> **EXTRACTED INFORMATION**:
--- begin ---

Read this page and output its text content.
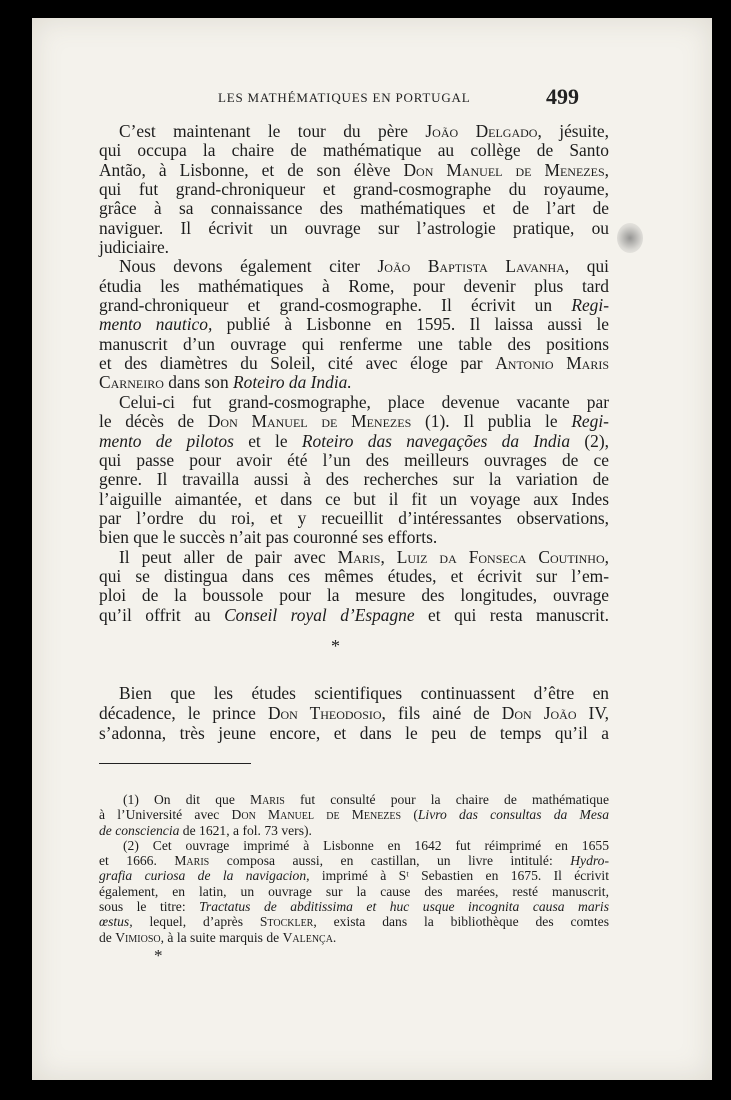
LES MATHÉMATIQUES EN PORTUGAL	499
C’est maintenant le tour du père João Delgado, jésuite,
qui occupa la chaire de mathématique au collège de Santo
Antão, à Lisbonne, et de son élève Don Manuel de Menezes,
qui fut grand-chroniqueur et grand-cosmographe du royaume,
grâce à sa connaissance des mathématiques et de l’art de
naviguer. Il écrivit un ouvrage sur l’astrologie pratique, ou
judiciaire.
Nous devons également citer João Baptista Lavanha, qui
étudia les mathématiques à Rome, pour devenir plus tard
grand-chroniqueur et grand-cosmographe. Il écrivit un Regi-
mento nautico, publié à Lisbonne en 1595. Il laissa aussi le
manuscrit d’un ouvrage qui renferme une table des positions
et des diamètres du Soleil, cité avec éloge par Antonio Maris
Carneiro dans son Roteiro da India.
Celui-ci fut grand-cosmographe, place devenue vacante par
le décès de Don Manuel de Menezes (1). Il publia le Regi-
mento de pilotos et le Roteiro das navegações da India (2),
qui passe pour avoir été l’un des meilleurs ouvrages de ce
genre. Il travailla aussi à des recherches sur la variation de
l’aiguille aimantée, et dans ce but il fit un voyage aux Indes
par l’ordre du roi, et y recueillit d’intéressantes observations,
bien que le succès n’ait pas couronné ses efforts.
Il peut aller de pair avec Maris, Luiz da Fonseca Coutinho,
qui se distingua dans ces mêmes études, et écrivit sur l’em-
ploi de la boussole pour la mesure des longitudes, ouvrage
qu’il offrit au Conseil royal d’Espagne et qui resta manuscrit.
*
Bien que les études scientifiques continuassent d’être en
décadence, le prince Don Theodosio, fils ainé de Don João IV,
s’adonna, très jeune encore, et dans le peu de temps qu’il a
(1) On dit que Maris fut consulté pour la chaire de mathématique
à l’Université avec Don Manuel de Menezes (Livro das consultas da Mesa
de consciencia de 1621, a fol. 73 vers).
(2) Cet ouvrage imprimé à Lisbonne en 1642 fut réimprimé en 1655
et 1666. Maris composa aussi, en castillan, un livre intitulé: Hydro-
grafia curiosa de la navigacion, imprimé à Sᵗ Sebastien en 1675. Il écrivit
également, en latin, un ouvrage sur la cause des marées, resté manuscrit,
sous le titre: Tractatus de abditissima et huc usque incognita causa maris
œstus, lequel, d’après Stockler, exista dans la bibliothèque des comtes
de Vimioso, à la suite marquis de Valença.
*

--- end ---

> **PROBLEM REQUIREMENTS**: Return every line containing "Lisbonne".

> **TASK RESULT**:
Antão, à Lisbonne, et de son élève Don Manuel de Menezes,
mento nautico, publié à Lisbonne en 1595. Il laissa aussi le
(2) Cet ouvrage imprimé à Lisbonne en 1642 fut réimprimé en 1655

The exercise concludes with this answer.